▶ [What you should do]: Determine the number of lines containing the word "storage". Reply with it and nothing else.

Collected data entries
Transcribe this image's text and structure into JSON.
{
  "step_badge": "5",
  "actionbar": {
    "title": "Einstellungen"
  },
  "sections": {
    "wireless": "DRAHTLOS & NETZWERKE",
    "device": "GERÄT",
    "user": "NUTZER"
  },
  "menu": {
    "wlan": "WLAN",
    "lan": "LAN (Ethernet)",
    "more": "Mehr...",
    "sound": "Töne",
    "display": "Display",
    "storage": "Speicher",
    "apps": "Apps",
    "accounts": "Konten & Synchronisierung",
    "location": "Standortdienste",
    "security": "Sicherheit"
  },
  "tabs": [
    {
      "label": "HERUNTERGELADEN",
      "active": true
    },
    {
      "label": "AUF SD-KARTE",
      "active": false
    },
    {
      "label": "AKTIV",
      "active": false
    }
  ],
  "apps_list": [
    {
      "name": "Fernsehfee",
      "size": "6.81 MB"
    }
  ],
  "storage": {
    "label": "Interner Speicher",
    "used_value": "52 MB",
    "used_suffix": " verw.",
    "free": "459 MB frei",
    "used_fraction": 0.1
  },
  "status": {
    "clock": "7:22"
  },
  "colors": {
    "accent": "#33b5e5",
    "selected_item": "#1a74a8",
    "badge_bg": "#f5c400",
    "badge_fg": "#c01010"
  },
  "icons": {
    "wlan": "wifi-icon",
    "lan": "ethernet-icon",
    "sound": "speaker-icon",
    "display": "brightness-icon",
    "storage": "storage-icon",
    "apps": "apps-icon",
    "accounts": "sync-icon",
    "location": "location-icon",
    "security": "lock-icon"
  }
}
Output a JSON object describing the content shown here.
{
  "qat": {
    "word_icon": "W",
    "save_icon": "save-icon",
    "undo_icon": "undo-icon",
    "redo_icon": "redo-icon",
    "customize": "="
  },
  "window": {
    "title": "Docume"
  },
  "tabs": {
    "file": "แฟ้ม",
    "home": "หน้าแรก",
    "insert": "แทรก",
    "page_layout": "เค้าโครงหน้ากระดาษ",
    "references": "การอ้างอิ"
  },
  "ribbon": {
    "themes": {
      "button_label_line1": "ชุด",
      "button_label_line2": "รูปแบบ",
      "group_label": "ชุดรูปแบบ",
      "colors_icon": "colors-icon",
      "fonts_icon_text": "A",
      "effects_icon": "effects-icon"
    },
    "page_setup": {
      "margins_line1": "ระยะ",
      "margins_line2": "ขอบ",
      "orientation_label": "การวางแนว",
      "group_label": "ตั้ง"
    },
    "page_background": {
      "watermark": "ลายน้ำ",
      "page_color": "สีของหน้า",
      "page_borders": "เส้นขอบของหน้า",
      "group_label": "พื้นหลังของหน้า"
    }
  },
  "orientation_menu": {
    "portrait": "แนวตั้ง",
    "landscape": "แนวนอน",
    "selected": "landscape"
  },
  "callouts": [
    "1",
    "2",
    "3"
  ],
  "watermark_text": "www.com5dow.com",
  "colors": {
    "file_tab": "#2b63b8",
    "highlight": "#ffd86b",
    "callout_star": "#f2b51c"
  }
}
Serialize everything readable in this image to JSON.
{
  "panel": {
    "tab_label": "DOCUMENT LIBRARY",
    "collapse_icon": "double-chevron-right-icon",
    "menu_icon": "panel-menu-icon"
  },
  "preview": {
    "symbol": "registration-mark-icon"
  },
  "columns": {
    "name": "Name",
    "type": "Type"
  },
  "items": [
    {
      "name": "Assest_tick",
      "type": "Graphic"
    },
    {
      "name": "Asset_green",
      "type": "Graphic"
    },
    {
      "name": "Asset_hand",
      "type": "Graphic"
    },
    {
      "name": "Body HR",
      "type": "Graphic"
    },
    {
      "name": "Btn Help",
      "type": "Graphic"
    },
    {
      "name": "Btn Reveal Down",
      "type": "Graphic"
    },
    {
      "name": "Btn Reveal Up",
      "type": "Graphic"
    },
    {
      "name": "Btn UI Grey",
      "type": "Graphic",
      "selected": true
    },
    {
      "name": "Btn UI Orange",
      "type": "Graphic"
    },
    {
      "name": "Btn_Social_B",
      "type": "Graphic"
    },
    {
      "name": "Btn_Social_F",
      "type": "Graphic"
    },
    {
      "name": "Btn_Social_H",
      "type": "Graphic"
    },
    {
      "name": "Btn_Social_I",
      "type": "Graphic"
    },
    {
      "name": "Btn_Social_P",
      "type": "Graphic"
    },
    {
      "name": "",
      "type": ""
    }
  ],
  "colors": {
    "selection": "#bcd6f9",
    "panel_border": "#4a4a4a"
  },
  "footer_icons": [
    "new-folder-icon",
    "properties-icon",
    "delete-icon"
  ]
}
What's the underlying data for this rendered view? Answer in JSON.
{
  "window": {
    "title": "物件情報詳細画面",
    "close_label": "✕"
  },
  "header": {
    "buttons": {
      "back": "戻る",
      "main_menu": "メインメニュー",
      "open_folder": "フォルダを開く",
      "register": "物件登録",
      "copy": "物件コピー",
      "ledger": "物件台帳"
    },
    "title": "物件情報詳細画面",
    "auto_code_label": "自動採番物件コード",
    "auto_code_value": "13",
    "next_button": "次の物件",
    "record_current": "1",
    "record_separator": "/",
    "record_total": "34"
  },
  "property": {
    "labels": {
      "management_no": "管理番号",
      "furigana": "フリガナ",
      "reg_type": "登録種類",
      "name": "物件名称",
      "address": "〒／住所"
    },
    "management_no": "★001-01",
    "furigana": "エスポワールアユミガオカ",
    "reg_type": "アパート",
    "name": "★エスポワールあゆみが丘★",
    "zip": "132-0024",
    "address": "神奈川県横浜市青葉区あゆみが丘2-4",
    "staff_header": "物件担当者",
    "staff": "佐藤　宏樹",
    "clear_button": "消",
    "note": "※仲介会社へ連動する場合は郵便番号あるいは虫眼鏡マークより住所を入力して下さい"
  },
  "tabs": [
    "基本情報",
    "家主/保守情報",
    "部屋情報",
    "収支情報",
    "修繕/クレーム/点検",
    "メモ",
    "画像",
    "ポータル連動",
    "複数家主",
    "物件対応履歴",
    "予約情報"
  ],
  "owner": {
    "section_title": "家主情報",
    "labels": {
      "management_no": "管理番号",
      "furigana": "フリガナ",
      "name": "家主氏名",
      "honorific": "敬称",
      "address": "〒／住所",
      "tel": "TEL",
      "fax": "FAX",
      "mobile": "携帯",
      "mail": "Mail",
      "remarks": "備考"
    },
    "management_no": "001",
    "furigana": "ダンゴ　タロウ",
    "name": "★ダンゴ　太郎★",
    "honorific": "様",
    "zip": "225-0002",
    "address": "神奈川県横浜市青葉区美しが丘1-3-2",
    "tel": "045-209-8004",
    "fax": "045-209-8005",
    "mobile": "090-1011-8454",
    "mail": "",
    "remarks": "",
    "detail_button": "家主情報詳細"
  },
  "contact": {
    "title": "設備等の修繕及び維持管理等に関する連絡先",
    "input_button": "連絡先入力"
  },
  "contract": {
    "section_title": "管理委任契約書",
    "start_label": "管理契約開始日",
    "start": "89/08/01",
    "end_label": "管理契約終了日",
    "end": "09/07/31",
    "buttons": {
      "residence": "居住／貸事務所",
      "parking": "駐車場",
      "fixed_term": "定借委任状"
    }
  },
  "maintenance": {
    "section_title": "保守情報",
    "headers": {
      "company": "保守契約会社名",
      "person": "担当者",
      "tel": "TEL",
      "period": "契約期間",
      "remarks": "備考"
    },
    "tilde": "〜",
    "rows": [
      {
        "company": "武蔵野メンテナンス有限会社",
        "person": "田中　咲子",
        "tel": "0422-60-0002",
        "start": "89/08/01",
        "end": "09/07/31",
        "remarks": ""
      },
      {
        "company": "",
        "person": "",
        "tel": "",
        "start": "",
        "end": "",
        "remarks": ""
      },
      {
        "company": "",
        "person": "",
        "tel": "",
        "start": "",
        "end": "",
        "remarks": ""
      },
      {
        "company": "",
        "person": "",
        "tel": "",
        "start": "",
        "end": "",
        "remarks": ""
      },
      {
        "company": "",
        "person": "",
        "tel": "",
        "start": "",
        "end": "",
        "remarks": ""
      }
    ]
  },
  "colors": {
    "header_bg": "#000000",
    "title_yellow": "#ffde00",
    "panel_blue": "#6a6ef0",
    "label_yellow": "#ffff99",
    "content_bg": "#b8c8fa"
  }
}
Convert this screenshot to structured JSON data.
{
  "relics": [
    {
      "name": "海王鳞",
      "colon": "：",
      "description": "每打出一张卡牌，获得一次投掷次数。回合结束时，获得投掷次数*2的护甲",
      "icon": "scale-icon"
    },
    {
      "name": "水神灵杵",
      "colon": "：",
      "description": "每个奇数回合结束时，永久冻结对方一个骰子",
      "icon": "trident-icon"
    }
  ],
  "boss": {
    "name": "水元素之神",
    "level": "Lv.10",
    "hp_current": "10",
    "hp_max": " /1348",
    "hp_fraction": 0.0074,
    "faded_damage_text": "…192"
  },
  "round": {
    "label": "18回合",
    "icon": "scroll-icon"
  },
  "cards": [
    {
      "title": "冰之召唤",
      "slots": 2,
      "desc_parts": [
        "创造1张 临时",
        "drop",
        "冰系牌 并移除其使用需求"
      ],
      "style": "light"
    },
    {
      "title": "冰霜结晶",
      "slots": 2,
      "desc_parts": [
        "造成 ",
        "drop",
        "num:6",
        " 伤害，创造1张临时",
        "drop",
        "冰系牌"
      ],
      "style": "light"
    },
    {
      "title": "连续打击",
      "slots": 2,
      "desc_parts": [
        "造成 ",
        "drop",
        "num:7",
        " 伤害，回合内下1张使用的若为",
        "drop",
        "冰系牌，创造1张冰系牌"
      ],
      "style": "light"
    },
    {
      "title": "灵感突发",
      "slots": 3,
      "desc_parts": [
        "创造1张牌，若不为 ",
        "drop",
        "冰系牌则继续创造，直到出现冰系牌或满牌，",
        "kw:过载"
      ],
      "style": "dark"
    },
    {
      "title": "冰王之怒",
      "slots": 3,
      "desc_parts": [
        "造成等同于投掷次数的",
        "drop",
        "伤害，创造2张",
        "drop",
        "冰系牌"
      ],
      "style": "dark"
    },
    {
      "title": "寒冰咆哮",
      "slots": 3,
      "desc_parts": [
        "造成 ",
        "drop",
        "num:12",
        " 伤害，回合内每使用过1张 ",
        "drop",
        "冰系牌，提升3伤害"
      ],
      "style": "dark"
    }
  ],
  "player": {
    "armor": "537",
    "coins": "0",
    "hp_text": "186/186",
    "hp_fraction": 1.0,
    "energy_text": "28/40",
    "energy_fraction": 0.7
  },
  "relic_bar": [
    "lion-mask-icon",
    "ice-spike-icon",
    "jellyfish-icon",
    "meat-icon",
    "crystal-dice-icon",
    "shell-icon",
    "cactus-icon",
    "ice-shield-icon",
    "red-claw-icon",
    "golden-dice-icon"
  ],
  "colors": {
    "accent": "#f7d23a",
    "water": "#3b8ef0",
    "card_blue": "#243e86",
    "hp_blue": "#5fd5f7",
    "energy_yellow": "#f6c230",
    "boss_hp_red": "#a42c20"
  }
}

▶ [Task answer]: 3